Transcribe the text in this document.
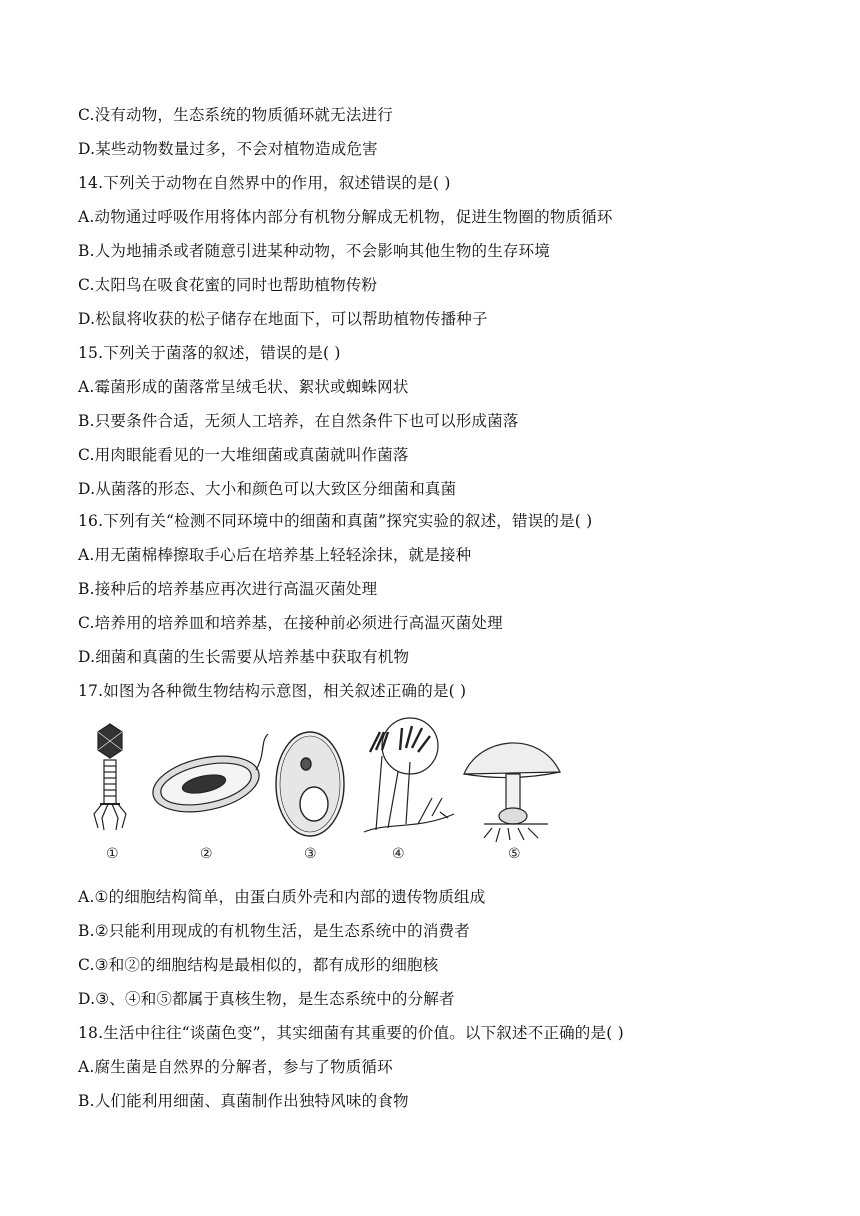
C.没有动物，生态系统的物质循环就无法进行
D.某些动物数量过多，不会对植物造成危害
14.下列关于动物在自然界中的作用，叙述错误的是( )
A.动物通过呼吸作用将体内部分有机物分解成无机物，促进生物圈的物质循环
B.人为地捕杀或者随意引进某种动物，不会影响其他生物的生存环境
C.太阳鸟在吸食花蜜的同时也帮助植物传粉
D.松鼠将收获的松子储存在地面下，可以帮助植物传播种子
15.下列关于菌落的叙述，错误的是( )
A.霉菌形成的菌落常呈绒毛状、絮状或蜘蛛网状
B.只要条件合适，无须人工培养，在自然条件下也可以形成菌落
C.用肉眼能看见的一大堆细菌或真菌就叫作菌落
D.从菌落的形态、大小和颜色可以大致区分细菌和真菌
16.下列有关“检测不同环境中的细菌和真菌”探究实验的叙述，错误的是( )
A.用无菌棉棒擦取手心后在培养基上轻轻涂抹，就是接种
B.接种后的培养基应再次进行高温灭菌处理
C.培养用的培养皿和培养基，在接种前必须进行高温灭菌处理
D.细菌和真菌的生长需要从培养基中获取有机物
17.如图为各种微生物结构示意图，相关叙述正确的是( )
①	②	③	④	⑤
A.①的细胞结构简单，由蛋白质外壳和内部的遗传物质组成
B.②只能利用现成的有机物生活，是生态系统中的消费者
C.③和②的细胞结构是最相似的，都有成形的细胞核
D.③、④和⑤都属于真核生物，是生态系统中的分解者
18.生活中往往“谈菌色变”，其实细菌有其重要的价值。以下叙述不正确的是( )
A.腐生菌是自然界的分解者，参与了物质循环
B.人们能利用细菌、真菌制作出独特风味的食物
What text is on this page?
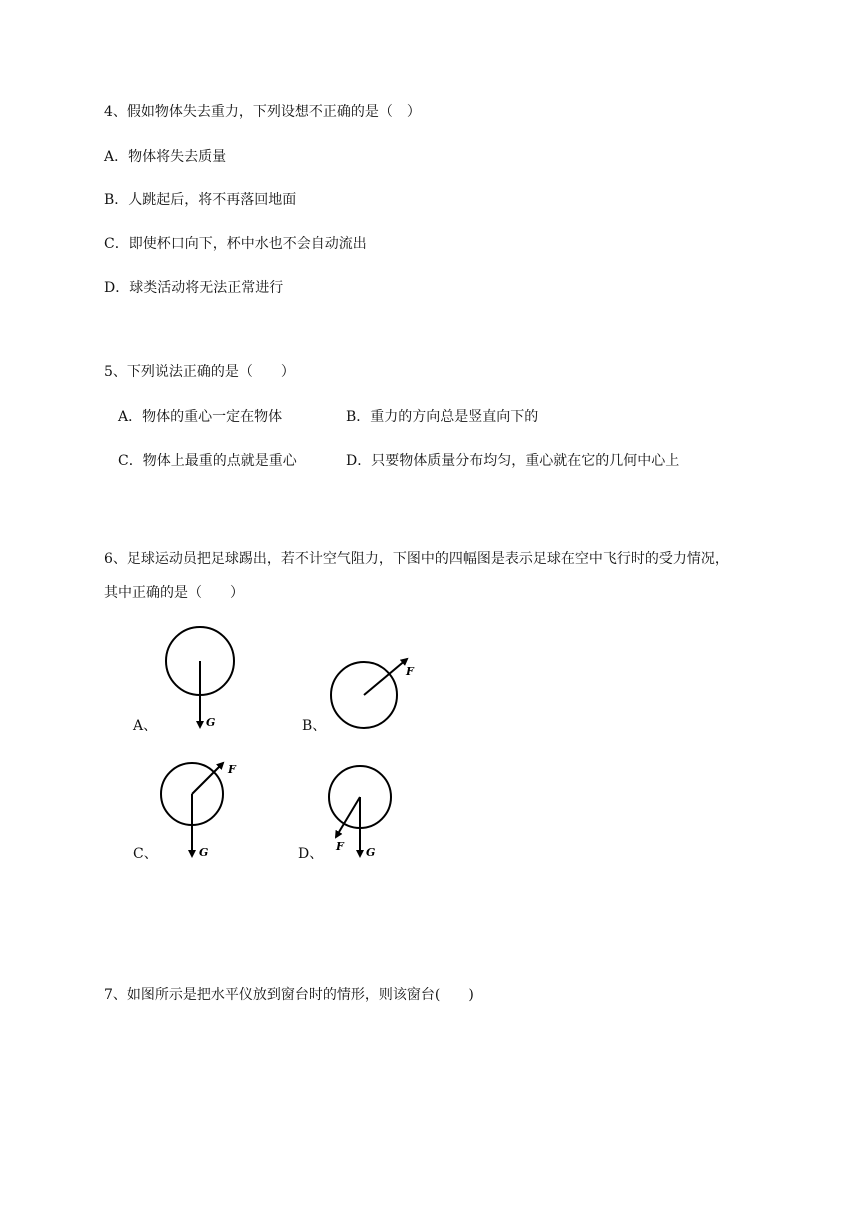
4、假如物体失去重力，下列设想不正确的是（　）
A．物体将失去质量
B．人跳起后，将不再落回地面
C．即使杯口向下，杯中水也不会自动流出
D．球类活动将无法正常进行
5、下列说法正确的是（　　）
A．物体的重心一定在物体	B．重力的方向总是竖直向下的
C．物体上最重的点就是重心	D．只要物体质量分布均匀，重心就在它的几何中心上
6、足球运动员把足球踢出，若不计空气阻力，下图中的四幅图是表示足球在空中飞行时的受力情况，
其中正确的是（　　）
A、	G	B、
F
C、
F
G	D、 F G
7、如图所示是把水平仪放到窗台时的情形，则该窗台(　　)
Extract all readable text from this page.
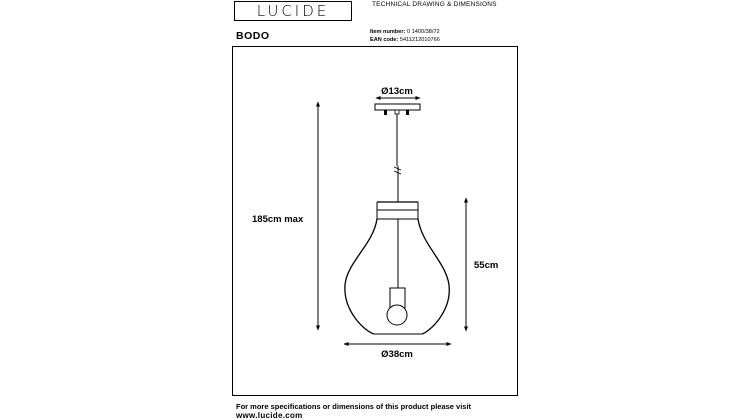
LUCIDE	TECHNICAL DRAWING & DIMENSIONS
BODO	Item number: 0 1400/38/72
EAN code: 5411212010766
Ø13cm
185cm max
55cm
Ø38cm
For more specifications or dimensions of this product please visit
www.lucide.com
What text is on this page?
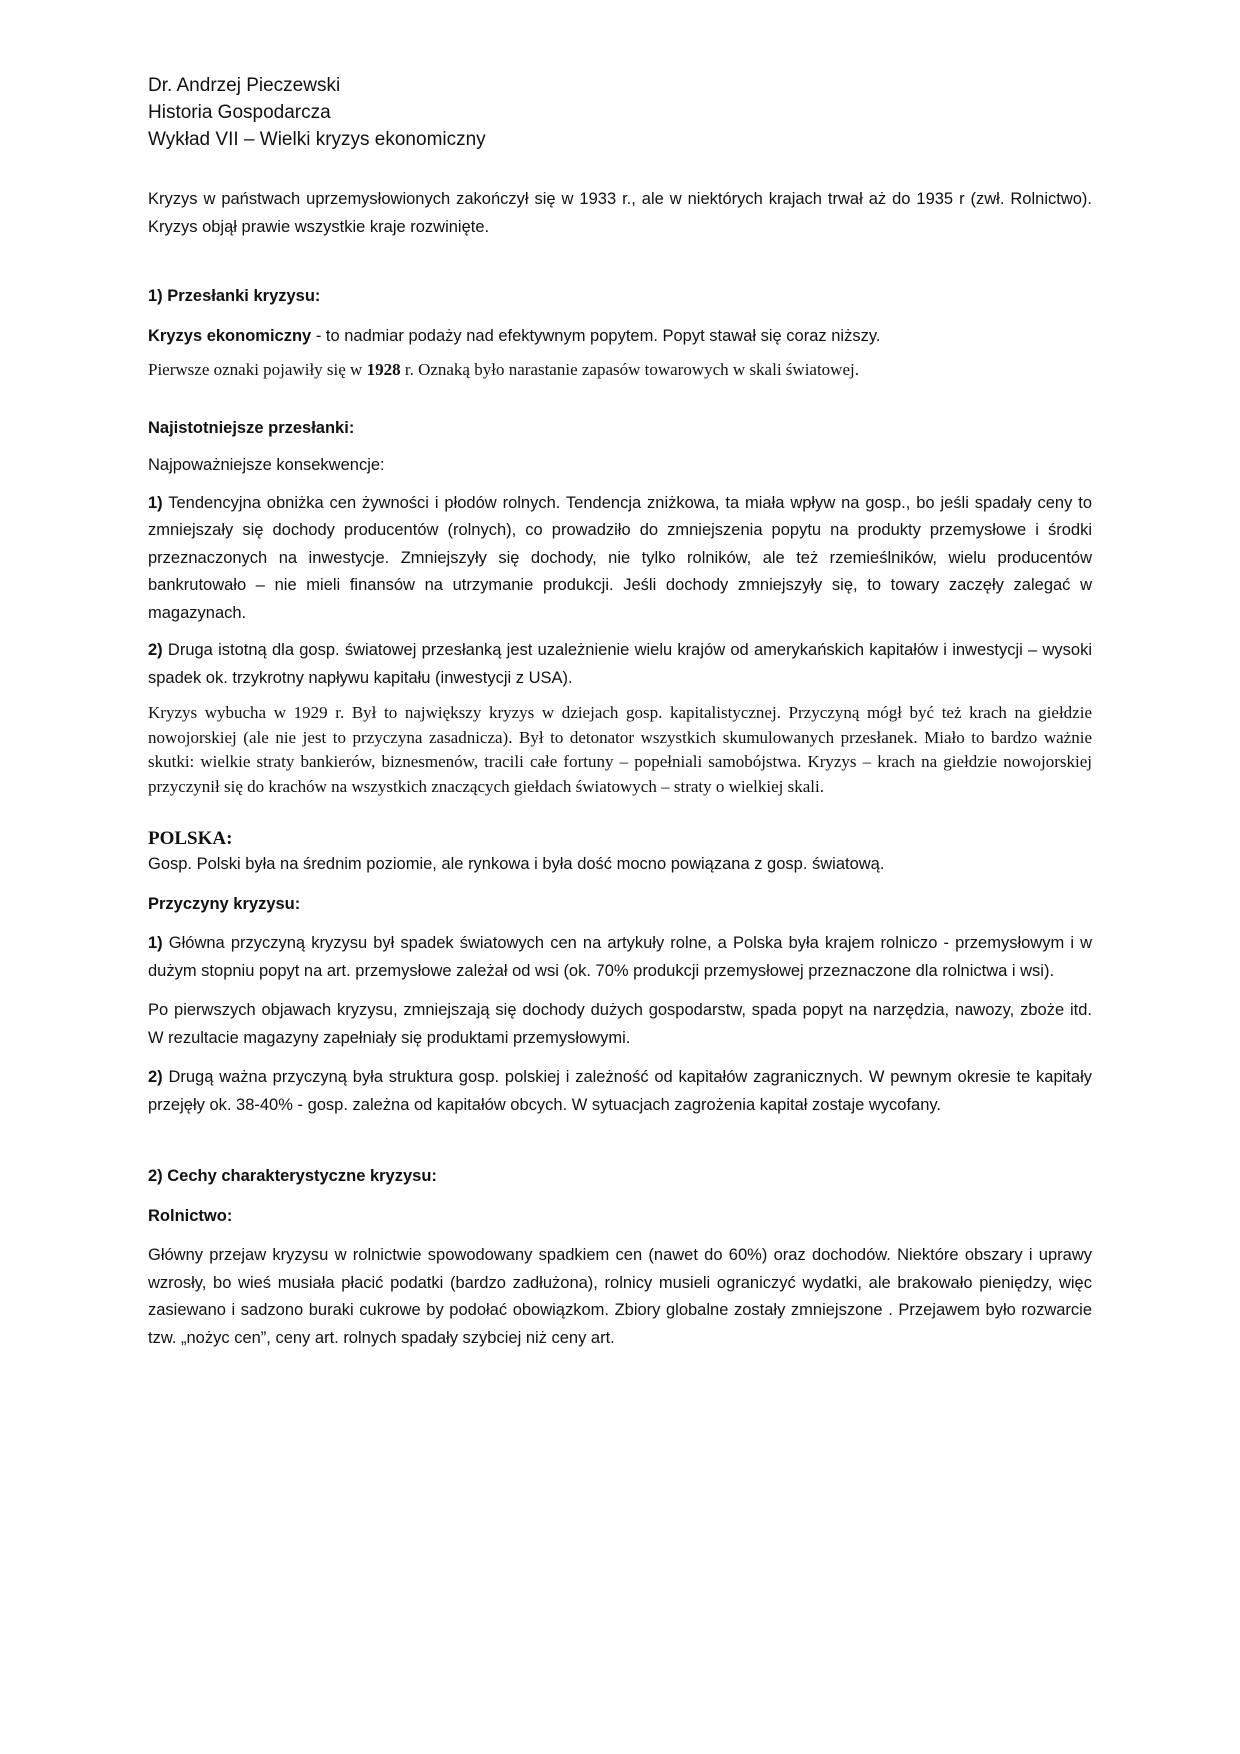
Dr. Andrzej Pieczewski
Historia Gospodarcza
Wykład VII – Wielki kryzys ekonomiczny

Kryzys w państwach uprzemysłowionych zakończył się w 1933 r., ale w niektórych krajach trwał aż do 1935 r (zwł. Rolnictwo). Kryzys objął prawie wszystkie kraje rozwinięte.

1) Przesłanki kryzysu:

Kryzys ekonomiczny - to nadmiar podaży nad efektywnym popytem. Popyt stawał się coraz niższy.

Pierwsze oznaki pojawiły się w 1928 r. Oznaką było narastanie zapasów towarowych w skali światowej.

Najistotniejsze przesłanki:

Najpoważniejsze konsekwencje:

1) Tendencyjna obniżka cen żywności i płodów rolnych. Tendencja zniżkowa, ta miała wpływ na gosp., bo jeśli spadały ceny to zmniejszały się dochody producentów (rolnych), co prowadziło do zmniejszenia popytu na produkty przemysłowe i środki przeznaczonych na inwestycje. Zmniejszyły się dochody, nie tylko rolników, ale też rzemieślników, wielu producentów bankrutowało – nie mieli finansów na utrzymanie produkcji. Jeśli dochody zmniejszyły się, to towary zaczęły zalegać w magazynach.

2) Druga istotną dla gosp. światowej przesłanką jest uzależnienie wielu krajów od amerykańskich kapitałów i inwestycji – wysoki spadek ok. trzykrotny napływu kapitału (inwestycji z USA).

Kryzys wybucha w 1929 r. Był to największy kryzys w dziejach gosp. kapitalistycznej. Przyczyną mógł być też krach na giełdzie nowojorskiej (ale nie jest to przyczyna zasadnicza). Był to detonator wszystkich skumulowanych przesłanek. Miało to bardzo ważnie skutki: wielkie straty bankierów, biznesmenów, tracili całe fortuny – popełniali samobójstwa. Kryzys – krach na giełdzie nowojorskiej przyczynił się do krachów na wszystkich znaczących giełdach światowych – straty o wielkiej skali.

POLSKA:

Gosp. Polski była na średnim poziomie, ale rynkowa i była dość mocno powiązana z gosp. światową.

Przyczyny kryzysu:

1) Główna przyczyną kryzysu był spadek światowych cen na artykuły rolne, a Polska była krajem rolniczo - przemysłowym i w dużym stopniu popyt na art. przemysłowe zależał od wsi (ok. 70% produkcji przemysłowej przeznaczone dla rolnictwa i wsi).

Po pierwszych objawach kryzysu, zmniejszają się dochody dużych gospodarstw, spada popyt na narzędzia, nawozy, zboże itd. W rezultacie magazyny zapełniały się produktami przemysłowymi.

2) Drugą ważna przyczyną była struktura gosp. polskiej i zależność od kapitałów zagranicznych. W pewnym okresie te kapitały przejęły ok. 38-40% - gosp. zależna od kapitałów obcych. W sytuacjach zagrożenia kapitał zostaje wycofany.

2) Cechy charakterystyczne kryzysu:

Rolnictwo:

Główny przejaw kryzysu w rolnictwie spowodowany spadkiem cen (nawet do 60%) oraz dochodów. Niektóre obszary i uprawy wzrosły, bo wieś musiała płacić podatki (bardzo zadłużona), rolnicy musieli ograniczyć wydatki, ale brakowało pieniędzy, więc zasiewano i sadzono buraki cukrowe by podołać obowiązkom. Zbiory globalne zostały zmniejszone . Przejawem było rozwarcie tzw. „nożyc cen”, ceny art. rolnych spadały szybciej niż ceny art.
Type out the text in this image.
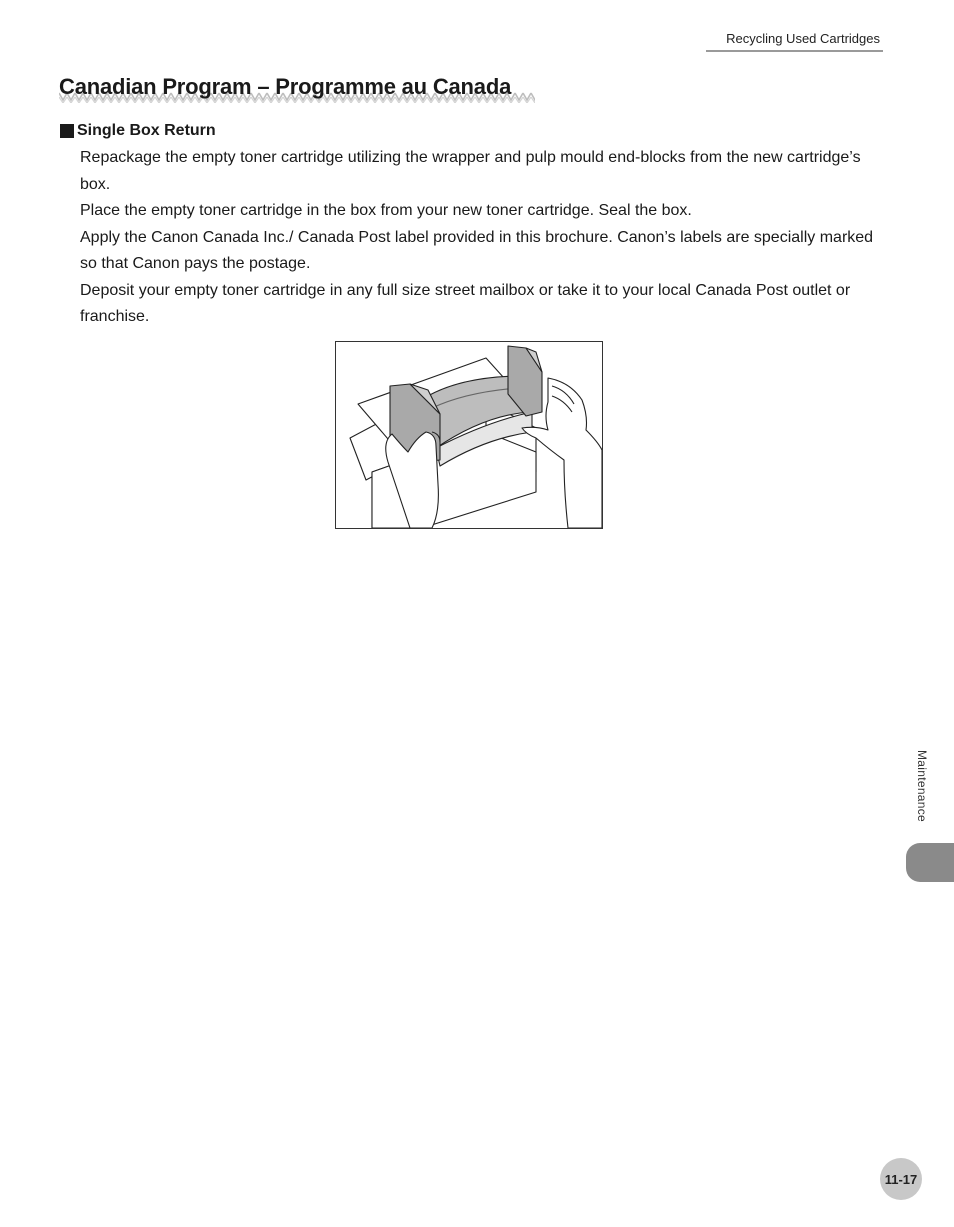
Recycling Used Cartridges
Canadian Program – Programme au Canada
Single Box Return

Repackage the empty toner cartridge utilizing the wrapper and pulp mould end-blocks from the new cartridge’s box.

Place the empty toner cartridge in the box from your new toner cartridge. Seal the box.

Apply the Canon Canada Inc./ Canada Post label provided in this brochure. Canon’s labels are specially marked so that Canon pays the postage.

Deposit your empty toner cartridge in any full size street mailbox or take it to your local Canada Post outlet or franchise.

Maintenance
11-17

◆ **TASK REQUIREMENTS**
Give the number of lines in the listing above that hold the string "światowej", with nothing else.

◆ **EXERCISE OUTPUT**
2